§ **Requirements**: Show each line that has the string "Wind" in it.

start

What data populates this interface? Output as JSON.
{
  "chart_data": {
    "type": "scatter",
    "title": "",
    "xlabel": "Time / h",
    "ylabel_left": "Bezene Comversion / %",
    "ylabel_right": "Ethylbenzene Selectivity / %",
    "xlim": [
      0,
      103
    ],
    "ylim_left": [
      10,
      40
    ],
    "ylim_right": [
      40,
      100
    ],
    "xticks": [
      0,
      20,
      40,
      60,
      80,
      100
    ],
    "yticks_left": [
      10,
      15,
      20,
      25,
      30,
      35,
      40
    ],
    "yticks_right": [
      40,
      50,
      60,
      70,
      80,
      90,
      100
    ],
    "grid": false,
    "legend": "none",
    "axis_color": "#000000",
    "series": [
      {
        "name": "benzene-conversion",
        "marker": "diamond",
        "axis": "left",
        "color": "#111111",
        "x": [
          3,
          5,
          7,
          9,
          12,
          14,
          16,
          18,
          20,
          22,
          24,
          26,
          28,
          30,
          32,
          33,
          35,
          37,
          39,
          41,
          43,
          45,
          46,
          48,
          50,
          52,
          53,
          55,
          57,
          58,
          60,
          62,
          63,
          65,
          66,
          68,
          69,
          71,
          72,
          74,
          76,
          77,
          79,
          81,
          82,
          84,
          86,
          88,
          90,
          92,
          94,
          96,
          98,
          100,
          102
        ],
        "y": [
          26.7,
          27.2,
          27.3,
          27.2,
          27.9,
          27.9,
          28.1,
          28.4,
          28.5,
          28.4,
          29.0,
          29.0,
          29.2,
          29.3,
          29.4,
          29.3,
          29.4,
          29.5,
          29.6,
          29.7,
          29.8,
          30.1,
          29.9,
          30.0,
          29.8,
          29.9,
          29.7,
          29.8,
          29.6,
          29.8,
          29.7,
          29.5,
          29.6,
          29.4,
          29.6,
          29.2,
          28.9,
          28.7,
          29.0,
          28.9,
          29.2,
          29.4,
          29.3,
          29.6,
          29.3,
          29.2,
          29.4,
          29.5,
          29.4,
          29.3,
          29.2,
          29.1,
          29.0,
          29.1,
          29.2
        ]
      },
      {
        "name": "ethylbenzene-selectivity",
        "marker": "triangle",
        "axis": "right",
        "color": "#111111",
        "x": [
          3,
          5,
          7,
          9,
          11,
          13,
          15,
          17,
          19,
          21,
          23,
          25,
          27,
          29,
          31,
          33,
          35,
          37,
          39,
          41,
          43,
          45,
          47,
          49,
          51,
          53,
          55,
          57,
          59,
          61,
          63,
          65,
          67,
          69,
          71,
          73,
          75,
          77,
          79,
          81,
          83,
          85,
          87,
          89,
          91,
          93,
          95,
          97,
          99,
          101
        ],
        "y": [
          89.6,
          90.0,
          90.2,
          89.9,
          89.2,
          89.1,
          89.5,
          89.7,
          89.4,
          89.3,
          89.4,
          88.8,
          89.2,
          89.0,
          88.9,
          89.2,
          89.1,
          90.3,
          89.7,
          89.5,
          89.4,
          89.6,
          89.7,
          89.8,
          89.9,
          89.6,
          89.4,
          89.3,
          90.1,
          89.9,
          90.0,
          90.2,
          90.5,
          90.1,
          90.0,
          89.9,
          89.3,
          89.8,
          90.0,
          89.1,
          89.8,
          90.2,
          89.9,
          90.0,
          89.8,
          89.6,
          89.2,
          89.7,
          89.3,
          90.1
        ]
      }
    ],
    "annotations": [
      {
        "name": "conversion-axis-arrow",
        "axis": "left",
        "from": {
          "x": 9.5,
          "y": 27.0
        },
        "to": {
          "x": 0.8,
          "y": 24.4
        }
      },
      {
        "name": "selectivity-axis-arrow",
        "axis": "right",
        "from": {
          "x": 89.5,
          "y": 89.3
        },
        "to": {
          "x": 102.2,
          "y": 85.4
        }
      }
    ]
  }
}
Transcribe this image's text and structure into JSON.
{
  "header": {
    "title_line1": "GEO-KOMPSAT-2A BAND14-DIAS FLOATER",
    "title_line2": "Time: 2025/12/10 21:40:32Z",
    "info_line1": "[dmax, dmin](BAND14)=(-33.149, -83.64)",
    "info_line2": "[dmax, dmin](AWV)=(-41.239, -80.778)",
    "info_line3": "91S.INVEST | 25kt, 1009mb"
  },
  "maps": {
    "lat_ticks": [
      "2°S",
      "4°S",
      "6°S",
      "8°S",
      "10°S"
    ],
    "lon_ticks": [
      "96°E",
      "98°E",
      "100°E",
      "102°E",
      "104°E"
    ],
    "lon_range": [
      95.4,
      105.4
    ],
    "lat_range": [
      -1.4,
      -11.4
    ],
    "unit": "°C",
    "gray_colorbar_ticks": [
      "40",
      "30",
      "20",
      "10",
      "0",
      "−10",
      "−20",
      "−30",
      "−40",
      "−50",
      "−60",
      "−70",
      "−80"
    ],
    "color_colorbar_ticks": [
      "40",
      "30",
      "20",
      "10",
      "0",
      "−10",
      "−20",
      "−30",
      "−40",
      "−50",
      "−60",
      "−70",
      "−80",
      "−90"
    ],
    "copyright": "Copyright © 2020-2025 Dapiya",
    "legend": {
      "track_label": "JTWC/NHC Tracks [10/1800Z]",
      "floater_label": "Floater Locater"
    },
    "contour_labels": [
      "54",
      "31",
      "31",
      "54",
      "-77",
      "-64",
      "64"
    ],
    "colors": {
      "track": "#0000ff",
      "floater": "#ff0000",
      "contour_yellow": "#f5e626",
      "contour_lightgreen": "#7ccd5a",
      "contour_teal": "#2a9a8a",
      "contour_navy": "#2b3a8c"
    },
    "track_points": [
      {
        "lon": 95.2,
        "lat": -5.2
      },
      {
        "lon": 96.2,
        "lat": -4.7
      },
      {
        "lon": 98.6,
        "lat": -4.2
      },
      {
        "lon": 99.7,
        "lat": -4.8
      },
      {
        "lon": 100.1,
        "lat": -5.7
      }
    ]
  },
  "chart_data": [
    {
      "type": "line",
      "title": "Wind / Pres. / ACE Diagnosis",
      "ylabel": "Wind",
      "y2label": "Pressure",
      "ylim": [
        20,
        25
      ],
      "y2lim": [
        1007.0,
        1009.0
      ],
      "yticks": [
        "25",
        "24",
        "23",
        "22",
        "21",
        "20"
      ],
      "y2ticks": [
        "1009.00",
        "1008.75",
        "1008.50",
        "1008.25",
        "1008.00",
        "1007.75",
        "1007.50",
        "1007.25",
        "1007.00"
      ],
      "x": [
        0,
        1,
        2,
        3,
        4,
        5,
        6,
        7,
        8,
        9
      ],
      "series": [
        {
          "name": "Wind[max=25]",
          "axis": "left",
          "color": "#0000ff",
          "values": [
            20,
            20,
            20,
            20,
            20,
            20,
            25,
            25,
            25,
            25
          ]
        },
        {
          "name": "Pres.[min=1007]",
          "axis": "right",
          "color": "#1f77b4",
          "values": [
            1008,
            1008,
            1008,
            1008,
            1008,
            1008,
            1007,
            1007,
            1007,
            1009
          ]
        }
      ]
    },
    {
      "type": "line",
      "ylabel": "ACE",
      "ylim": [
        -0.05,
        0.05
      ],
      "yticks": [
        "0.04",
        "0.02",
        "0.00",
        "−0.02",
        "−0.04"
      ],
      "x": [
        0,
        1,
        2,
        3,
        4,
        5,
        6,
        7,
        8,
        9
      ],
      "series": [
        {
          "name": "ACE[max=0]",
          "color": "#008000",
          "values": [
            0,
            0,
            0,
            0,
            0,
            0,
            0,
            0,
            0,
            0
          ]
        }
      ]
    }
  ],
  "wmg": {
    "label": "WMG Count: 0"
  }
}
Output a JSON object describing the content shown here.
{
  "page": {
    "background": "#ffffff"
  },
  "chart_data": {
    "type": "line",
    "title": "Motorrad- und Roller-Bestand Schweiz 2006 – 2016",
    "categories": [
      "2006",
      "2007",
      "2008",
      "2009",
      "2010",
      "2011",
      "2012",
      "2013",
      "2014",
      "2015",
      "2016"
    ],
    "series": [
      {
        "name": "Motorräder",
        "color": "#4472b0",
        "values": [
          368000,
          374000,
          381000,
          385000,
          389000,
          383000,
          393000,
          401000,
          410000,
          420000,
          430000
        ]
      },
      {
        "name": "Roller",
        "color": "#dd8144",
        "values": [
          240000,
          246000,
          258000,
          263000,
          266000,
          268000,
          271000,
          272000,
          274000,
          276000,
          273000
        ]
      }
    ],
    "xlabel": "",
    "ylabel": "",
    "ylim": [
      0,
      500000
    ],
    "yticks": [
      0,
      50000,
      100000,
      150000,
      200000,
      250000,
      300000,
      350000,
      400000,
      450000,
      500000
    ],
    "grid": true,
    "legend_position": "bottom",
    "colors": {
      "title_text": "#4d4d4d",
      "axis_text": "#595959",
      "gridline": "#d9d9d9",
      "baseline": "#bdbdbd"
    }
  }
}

end

§ **Complete response**:
      "title": "Wind / Pres. / ACE Diagnosis",
      "ylabel": "Wind",
          "name": "Wind[max=25]",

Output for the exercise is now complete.